Write out the listing in full, matching it word for word.

++++ Data supplied ++++

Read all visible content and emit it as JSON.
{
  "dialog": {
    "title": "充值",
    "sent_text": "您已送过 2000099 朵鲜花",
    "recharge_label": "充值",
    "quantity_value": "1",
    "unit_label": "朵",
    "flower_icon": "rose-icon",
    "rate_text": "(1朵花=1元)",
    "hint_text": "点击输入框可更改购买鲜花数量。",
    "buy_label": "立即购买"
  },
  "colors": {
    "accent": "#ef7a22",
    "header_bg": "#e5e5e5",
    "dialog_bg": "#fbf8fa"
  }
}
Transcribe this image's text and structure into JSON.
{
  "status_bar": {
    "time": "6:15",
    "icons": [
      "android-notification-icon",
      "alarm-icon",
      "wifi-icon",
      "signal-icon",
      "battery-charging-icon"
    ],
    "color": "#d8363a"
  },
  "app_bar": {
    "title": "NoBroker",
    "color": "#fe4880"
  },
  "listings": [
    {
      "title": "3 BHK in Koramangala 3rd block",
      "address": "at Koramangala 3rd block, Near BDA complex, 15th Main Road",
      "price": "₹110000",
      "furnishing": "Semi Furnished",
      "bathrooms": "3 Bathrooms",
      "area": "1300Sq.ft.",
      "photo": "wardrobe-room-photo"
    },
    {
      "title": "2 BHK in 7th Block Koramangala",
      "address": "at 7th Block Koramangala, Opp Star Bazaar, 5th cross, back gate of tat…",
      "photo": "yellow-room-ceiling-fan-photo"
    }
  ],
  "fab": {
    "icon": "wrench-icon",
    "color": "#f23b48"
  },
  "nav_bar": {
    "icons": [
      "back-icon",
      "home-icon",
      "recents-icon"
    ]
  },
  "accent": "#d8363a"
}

++++

• _Answer to this exercise_
Read all visible content and emit it as JSON.
{
  "dialog": {
    "title": "充值",
    "sent_text": "您已送过 2000099 朵鲜花",
    "recharge_label": "充值",
    "quantity_value": "1",
    "unit_label": "朵",
    "flower_icon": "rose-icon",
    "rate_text": "(1朵花=1元)",
    "hint_text": "点击输入框可更改购买鲜花数量。",
    "buy_label": "立即购买"
  },
  "colors": {
    "accent": "#ef7a22",
    "header_bg": "#e5e5e5",
    "dialog_bg": "#fbf8fa"
  }
}
Transcribe this image's text and structure into JSON.
{
  "status_bar": {
    "time": "6:15",
    "icons": [
      "android-notification-icon",
      "alarm-icon",
      "wifi-icon",
      "signal-icon",
      "battery-charging-icon"
    ],
    "color": "#d8363a"
  },
  "app_bar": {
    "title": "NoBroker",
    "color": "#fe4880"
  },
  "listings": [
    {
      "title": "3 BHK in Koramangala 3rd block",
      "address": "at Koramangala 3rd block, Near BDA complex, 15th Main Road",
      "price": "₹110000",
      "furnishing": "Semi Furnished",
      "bathrooms": "3 Bathrooms",
      "area": "1300Sq.ft.",
      "photo": "wardrobe-room-photo"
    },
    {
      "title": "2 BHK in 7th Block Koramangala",
      "address": "at 7th Block Koramangala, Opp Star Bazaar, 5th cross, back gate of tat…",
      "photo": "yellow-room-ceiling-fan-photo"
    }
  ],
  "fab": {
    "icon": "wrench-icon",
    "color": "#f23b48"
  },
  "nav_bar": {
    "icons": [
      "back-icon",
      "home-icon",
      "recents-icon"
    ]
  },
  "accent": "#d8363a"
}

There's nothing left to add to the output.